***** Data supplied *****

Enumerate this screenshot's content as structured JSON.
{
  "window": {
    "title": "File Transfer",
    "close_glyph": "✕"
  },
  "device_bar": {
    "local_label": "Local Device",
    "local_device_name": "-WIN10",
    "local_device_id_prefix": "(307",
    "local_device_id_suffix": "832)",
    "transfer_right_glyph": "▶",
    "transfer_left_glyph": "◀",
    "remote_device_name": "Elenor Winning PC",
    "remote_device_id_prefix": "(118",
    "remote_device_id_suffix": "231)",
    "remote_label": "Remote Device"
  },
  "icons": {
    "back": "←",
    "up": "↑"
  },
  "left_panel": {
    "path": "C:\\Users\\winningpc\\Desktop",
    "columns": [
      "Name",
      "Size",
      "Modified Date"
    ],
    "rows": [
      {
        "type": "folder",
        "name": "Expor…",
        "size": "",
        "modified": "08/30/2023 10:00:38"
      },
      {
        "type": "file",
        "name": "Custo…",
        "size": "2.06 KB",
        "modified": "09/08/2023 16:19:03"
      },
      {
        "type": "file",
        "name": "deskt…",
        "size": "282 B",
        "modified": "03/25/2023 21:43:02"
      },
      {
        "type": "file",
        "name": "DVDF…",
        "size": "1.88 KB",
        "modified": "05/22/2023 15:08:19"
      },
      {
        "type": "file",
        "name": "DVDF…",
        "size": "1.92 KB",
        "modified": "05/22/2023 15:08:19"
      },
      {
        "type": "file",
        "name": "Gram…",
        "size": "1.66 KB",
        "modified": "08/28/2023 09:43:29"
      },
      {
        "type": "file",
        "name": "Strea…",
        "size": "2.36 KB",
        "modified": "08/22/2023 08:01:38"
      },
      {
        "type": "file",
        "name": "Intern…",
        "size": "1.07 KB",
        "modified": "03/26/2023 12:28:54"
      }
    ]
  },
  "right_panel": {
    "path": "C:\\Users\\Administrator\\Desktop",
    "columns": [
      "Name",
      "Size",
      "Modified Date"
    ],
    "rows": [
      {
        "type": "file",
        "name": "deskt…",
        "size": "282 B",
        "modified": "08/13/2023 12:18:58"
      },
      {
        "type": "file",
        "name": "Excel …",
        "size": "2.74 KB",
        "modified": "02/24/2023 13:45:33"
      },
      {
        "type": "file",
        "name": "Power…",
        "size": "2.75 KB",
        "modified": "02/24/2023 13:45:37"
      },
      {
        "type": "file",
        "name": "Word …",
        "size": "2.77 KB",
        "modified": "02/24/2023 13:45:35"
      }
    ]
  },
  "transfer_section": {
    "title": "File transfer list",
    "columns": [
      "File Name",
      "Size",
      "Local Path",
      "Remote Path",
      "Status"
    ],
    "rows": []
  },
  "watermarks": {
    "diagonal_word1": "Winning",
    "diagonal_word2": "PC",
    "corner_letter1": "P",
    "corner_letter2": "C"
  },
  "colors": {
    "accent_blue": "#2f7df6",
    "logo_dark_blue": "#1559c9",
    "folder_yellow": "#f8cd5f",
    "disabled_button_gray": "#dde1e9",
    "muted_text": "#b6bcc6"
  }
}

*****

• Written exercise
Give an exact repetition of all the material.

• Result
Enumerate this screenshot's content as structured JSON.
{
  "window": {
    "title": "File Transfer",
    "close_glyph": "✕"
  },
  "device_bar": {
    "local_label": "Local Device",
    "local_device_name": "-WIN10",
    "local_device_id_prefix": "(307",
    "local_device_id_suffix": "832)",
    "transfer_right_glyph": "▶",
    "transfer_left_glyph": "◀",
    "remote_device_name": "Elenor Winning PC",
    "remote_device_id_prefix": "(118",
    "remote_device_id_suffix": "231)",
    "remote_label": "Remote Device"
  },
  "icons": {
    "back": "←",
    "up": "↑"
  },
  "left_panel": {
    "path": "C:\\Users\\winningpc\\Desktop",
    "columns": [
      "Name",
      "Size",
      "Modified Date"
    ],
    "rows": [
      {
        "type": "folder",
        "name": "Expor…",
        "size": "",
        "modified": "08/30/2023 10:00:38"
      },
      {
        "type": "file",
        "name": "Custo…",
        "size": "2.06 KB",
        "modified": "09/08/2023 16:19:03"
      },
      {
        "type": "file",
        "name": "deskt…",
        "size": "282 B",
        "modified": "03/25/2023 21:43:02"
      },
      {
        "type": "file",
        "name": "DVDF…",
        "size": "1.88 KB",
        "modified": "05/22/2023 15:08:19"
      },
      {
        "type": "file",
        "name": "DVDF…",
        "size": "1.92 KB",
        "modified": "05/22/2023 15:08:19"
      },
      {
        "type": "file",
        "name": "Gram…",
        "size": "1.66 KB",
        "modified": "08/28/2023 09:43:29"
      },
      {
        "type": "file",
        "name": "Strea…",
        "size": "2.36 KB",
        "modified": "08/22/2023 08:01:38"
      },
      {
        "type": "file",
        "name": "Intern…",
        "size": "1.07 KB",
        "modified": "03/26/2023 12:28:54"
      }
    ]
  },
  "right_panel": {
    "path": "C:\\Users\\Administrator\\Desktop",
    "columns": [
      "Name",
      "Size",
      "Modified Date"
    ],
    "rows": [
      {
        "type": "file",
        "name": "deskt…",
        "size": "282 B",
        "modified": "08/13/2023 12:18:58"
      },
      {
        "type": "file",
        "name": "Excel …",
        "size": "2.74 KB",
        "modified": "02/24/2023 13:45:33"
      },
      {
        "type": "file",
        "name": "Power…",
        "size": "2.75 KB",
        "modified": "02/24/2023 13:45:37"
      },
      {
        "type": "file",
        "name": "Word …",
        "size": "2.77 KB",
        "modified": "02/24/2023 13:45:35"
      }
    ]
  },
  "transfer_section": {
    "title": "File transfer list",
    "columns": [
      "File Name",
      "Size",
      "Local Path",
      "Remote Path",
      "Status"
    ],
    "rows": []
  },
  "watermarks": {
    "diagonal_word1": "Winning",
    "diagonal_word2": "PC",
    "corner_letter1": "P",
    "corner_letter2": "C"
  },
  "colors": {
    "accent_blue": "#2f7df6",
    "logo_dark_blue": "#1559c9",
    "folder_yellow": "#f8cd5f",
    "disabled_button_gray": "#dde1e9",
    "muted_text": "#b6bcc6"
  }
}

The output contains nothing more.